# START OF ENTRIES SUPPLIED

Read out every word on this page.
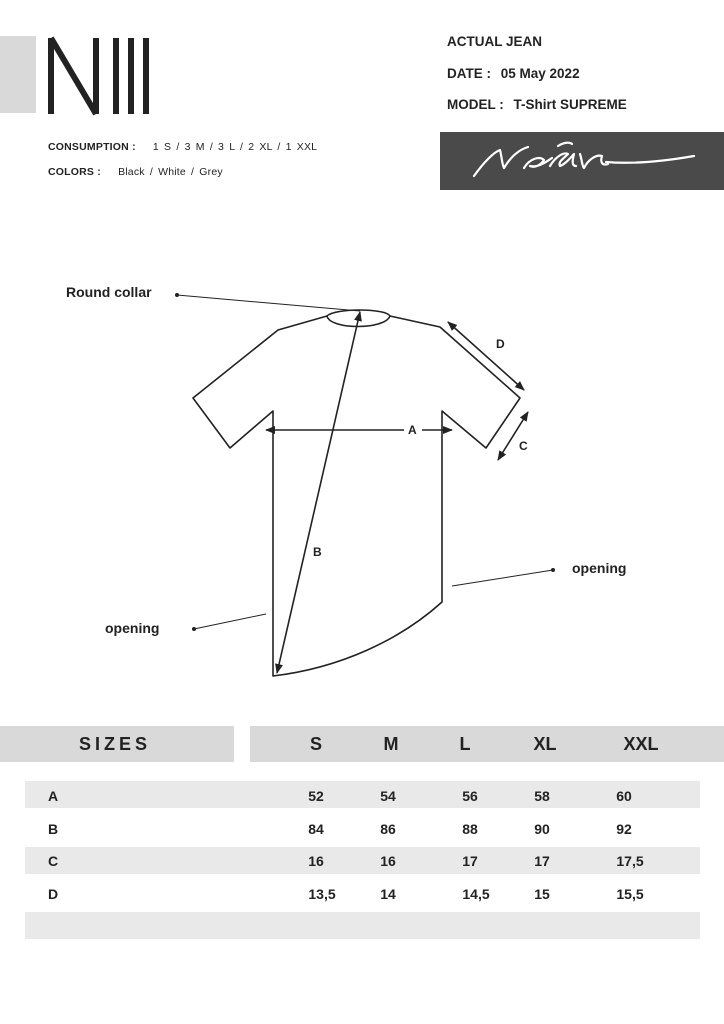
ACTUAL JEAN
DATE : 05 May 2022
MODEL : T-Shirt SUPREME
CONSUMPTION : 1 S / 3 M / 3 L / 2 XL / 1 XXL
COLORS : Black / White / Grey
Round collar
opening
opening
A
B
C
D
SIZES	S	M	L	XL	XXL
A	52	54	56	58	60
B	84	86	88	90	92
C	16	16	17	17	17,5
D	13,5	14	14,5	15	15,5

# END OF ENTRIES SUPPLIED
# START OF ENTRIES SUPPLIED

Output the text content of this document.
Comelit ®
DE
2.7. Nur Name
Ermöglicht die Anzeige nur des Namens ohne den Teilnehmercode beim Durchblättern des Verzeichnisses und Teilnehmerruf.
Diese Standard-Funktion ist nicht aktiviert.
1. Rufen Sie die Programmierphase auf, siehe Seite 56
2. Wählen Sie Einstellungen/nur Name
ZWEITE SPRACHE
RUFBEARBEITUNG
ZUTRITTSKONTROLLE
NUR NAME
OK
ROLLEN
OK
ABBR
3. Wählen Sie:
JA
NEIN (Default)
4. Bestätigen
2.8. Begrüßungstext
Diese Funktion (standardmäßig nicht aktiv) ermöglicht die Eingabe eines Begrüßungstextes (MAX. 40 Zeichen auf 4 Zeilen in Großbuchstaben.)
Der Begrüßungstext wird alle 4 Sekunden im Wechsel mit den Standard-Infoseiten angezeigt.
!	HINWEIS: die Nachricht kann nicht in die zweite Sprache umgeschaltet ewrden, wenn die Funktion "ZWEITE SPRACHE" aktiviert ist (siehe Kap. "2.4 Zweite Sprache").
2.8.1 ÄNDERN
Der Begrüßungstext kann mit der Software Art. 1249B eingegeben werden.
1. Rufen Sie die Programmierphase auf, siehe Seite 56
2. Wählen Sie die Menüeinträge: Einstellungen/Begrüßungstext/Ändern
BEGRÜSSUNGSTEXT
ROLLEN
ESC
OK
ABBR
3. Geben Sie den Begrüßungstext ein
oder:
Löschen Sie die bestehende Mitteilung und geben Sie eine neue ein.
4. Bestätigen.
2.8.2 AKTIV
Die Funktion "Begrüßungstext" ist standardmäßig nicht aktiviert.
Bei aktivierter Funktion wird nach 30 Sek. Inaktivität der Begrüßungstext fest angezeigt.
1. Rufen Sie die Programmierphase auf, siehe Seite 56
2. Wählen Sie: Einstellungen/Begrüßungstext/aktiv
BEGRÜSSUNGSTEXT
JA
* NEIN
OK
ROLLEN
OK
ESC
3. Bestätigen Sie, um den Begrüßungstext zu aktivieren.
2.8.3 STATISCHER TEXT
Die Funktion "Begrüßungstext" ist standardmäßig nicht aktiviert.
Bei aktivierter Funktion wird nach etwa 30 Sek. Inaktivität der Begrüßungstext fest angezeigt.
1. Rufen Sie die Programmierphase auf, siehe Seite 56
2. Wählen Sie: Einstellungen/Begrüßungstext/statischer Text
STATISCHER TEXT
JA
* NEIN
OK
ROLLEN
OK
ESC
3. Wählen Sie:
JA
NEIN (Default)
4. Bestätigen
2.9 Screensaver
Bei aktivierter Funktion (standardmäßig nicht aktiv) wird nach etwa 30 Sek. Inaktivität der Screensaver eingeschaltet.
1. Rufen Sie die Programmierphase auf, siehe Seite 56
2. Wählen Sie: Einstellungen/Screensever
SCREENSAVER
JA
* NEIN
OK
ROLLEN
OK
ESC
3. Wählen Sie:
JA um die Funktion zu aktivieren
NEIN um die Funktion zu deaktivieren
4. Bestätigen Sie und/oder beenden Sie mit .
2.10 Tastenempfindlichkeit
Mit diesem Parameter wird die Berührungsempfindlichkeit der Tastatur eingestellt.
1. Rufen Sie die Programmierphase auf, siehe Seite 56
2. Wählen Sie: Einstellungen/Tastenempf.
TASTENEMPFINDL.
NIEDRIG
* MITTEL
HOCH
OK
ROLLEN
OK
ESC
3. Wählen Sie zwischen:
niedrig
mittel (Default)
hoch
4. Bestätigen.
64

# END OF ENTRIES SUPPLIED

# WRITTEN TASK
Find all the lines containing "ZWEITE" in the material, then copy them.

# CORRECT RESULT
ZWEITE SPRACHE
!	HINWEIS: die Nachricht kann nicht in die zweite Sprache umgeschaltet ewrden, wenn die Funktion "ZWEITE SPRACHE" aktiviert ist (siehe Kap. "2.4 Zweite Sprache").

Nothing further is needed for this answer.